(Collected data)
* * *

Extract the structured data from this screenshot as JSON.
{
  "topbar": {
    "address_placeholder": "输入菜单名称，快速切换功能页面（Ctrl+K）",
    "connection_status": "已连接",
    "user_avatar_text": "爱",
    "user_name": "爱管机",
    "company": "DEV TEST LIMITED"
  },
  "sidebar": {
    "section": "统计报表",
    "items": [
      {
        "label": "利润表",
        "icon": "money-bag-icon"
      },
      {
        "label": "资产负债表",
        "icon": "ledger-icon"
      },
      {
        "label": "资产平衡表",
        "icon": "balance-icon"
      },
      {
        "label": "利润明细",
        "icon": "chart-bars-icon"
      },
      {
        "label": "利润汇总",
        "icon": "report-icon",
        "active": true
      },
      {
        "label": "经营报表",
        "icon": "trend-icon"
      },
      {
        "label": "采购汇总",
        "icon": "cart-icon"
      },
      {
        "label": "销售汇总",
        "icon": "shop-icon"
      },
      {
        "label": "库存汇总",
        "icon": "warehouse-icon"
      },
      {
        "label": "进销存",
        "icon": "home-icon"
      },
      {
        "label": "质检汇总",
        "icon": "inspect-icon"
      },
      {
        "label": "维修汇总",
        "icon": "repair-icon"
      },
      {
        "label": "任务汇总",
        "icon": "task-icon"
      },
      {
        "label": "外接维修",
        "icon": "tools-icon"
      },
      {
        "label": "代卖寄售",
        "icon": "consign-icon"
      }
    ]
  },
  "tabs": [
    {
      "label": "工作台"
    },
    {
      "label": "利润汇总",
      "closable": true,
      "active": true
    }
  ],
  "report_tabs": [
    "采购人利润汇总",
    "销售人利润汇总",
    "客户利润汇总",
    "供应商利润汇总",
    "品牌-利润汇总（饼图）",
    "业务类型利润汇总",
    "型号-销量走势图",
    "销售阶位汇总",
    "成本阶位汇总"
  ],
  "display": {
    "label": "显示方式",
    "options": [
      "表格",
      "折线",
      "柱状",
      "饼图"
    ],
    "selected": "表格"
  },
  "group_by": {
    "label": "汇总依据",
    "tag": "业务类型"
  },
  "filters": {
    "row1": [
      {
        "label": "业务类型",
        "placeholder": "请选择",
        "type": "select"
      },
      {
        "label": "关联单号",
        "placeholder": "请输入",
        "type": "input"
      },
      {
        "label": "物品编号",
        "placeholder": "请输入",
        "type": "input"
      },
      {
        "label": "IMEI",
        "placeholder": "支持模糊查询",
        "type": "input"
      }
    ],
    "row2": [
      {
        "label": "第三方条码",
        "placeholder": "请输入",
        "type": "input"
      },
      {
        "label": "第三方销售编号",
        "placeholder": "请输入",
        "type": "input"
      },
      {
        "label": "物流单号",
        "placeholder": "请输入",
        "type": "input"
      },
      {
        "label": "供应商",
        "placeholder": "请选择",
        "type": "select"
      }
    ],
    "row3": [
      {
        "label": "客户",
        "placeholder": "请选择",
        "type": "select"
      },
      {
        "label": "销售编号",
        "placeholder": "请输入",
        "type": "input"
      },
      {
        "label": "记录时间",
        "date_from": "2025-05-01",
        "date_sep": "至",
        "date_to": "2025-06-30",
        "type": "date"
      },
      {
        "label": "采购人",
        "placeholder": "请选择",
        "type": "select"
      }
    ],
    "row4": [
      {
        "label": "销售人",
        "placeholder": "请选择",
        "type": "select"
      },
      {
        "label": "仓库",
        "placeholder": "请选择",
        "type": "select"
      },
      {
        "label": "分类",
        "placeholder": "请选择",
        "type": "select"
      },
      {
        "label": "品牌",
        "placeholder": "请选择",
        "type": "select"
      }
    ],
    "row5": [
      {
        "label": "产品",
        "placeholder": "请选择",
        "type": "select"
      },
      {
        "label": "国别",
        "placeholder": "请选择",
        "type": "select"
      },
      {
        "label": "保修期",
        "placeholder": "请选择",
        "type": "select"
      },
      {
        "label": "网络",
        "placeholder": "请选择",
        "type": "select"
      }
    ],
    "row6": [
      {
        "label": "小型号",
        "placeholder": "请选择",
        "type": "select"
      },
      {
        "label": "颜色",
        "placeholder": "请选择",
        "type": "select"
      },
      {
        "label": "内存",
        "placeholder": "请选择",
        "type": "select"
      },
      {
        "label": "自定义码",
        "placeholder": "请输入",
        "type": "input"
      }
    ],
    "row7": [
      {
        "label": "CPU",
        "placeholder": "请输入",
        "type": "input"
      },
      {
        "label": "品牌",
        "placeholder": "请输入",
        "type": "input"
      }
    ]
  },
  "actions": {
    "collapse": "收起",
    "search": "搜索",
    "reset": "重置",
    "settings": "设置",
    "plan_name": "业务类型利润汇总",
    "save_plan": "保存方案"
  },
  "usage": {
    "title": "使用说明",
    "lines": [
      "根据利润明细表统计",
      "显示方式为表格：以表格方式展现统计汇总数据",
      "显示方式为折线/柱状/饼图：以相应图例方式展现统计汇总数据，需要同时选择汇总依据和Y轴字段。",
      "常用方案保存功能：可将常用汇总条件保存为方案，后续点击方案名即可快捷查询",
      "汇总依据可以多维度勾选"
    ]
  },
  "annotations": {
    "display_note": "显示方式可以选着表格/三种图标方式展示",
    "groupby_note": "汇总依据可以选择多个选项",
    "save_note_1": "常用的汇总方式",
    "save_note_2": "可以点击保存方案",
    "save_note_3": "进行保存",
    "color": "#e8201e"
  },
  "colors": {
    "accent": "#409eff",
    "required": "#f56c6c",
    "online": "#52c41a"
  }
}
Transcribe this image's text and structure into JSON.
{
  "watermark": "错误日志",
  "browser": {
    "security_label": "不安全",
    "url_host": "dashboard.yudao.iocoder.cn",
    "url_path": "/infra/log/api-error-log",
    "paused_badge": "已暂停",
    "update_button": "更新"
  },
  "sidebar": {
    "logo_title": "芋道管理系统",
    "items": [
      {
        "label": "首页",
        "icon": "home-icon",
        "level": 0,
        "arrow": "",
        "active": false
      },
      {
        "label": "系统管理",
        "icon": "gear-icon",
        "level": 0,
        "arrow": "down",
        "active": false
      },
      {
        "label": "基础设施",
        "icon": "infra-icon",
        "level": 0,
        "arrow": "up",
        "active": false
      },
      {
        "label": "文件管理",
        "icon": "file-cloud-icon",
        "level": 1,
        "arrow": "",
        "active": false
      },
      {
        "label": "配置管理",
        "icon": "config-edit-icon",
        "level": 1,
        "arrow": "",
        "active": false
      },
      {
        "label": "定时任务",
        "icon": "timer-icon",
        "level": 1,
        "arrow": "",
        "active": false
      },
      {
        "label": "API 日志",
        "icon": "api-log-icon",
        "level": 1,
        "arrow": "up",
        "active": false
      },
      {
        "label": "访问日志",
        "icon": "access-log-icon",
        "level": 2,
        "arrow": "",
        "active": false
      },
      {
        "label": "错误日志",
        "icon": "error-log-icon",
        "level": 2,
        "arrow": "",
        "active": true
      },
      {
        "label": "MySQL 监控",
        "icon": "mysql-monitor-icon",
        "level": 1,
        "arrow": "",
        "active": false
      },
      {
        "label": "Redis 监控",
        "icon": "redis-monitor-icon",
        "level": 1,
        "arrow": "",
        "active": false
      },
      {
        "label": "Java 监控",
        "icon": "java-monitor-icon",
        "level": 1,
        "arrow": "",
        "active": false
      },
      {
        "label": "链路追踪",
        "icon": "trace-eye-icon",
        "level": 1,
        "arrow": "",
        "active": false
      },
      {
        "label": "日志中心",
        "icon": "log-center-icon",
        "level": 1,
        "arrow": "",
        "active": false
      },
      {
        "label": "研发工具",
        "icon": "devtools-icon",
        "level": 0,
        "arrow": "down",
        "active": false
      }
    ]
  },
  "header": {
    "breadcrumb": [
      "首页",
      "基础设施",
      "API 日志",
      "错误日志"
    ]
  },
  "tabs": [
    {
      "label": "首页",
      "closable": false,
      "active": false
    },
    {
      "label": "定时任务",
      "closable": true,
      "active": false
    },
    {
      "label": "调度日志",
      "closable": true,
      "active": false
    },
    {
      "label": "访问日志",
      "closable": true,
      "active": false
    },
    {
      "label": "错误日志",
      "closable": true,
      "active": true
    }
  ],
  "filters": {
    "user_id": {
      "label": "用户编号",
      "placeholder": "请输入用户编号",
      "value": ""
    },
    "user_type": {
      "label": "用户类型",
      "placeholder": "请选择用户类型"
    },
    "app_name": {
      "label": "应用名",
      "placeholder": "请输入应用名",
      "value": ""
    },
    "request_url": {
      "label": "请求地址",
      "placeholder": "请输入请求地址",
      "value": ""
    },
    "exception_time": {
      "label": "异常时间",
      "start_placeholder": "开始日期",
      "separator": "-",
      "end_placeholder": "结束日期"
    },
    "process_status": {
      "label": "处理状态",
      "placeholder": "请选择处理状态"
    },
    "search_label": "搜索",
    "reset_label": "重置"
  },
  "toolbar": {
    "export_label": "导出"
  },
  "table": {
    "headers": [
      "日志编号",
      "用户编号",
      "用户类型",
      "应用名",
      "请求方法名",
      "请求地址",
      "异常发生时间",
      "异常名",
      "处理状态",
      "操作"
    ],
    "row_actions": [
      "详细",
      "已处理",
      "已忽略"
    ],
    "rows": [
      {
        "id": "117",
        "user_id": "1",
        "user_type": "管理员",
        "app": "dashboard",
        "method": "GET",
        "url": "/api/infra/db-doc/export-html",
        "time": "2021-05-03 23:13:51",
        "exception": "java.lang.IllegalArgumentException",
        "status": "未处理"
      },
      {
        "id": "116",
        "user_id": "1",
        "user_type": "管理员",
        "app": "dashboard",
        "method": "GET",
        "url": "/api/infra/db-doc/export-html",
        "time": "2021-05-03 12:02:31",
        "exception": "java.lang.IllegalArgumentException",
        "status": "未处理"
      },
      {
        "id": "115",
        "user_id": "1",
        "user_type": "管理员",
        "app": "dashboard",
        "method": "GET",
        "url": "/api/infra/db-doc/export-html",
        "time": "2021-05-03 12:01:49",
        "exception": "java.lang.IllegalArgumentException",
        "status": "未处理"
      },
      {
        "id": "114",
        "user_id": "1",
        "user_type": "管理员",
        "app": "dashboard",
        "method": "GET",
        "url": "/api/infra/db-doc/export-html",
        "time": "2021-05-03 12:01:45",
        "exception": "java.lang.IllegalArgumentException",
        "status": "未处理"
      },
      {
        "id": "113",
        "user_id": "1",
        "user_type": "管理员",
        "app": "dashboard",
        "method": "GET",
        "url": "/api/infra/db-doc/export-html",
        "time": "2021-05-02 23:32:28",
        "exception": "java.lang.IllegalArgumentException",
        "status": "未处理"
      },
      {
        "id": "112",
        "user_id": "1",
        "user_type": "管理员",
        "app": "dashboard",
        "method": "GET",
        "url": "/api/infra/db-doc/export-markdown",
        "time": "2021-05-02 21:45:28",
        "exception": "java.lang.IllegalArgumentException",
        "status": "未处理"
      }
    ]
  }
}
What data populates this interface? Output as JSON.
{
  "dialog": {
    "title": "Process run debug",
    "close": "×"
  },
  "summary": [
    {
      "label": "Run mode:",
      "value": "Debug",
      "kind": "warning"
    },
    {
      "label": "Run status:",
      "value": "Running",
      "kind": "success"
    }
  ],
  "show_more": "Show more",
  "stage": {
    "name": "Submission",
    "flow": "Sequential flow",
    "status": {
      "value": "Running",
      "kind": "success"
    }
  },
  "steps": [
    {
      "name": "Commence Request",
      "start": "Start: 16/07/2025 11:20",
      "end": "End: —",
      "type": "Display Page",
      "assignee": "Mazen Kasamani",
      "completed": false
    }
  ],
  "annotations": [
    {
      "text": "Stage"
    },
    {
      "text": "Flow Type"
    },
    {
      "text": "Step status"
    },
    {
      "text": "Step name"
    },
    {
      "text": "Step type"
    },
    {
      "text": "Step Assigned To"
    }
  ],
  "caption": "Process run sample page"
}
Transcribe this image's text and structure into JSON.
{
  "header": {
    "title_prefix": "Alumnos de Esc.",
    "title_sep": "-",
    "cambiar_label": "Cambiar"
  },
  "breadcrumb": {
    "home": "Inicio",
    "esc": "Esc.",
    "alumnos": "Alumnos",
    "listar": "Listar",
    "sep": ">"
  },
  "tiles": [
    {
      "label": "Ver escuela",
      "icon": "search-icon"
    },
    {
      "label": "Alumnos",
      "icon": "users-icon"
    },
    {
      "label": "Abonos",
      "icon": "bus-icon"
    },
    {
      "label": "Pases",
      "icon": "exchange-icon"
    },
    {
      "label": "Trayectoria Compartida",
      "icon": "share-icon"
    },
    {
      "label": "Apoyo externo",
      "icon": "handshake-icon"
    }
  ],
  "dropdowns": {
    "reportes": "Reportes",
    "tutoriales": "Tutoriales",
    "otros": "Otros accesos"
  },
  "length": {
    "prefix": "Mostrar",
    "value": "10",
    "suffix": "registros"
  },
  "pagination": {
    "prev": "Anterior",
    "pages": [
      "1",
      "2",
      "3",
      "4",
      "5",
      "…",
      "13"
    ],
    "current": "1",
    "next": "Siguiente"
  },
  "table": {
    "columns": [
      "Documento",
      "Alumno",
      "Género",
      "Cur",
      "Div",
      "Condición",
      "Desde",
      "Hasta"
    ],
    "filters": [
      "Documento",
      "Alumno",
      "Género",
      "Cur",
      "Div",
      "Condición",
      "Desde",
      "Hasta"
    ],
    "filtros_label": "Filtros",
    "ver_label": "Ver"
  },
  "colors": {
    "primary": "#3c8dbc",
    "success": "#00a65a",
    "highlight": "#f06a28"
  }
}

* * *

» Exercise description
Look through the entries and return every line where "home" appears.

» Output below
        "icon": "home-icon"
        "icon": "home-icon",
    "home": "Inicio",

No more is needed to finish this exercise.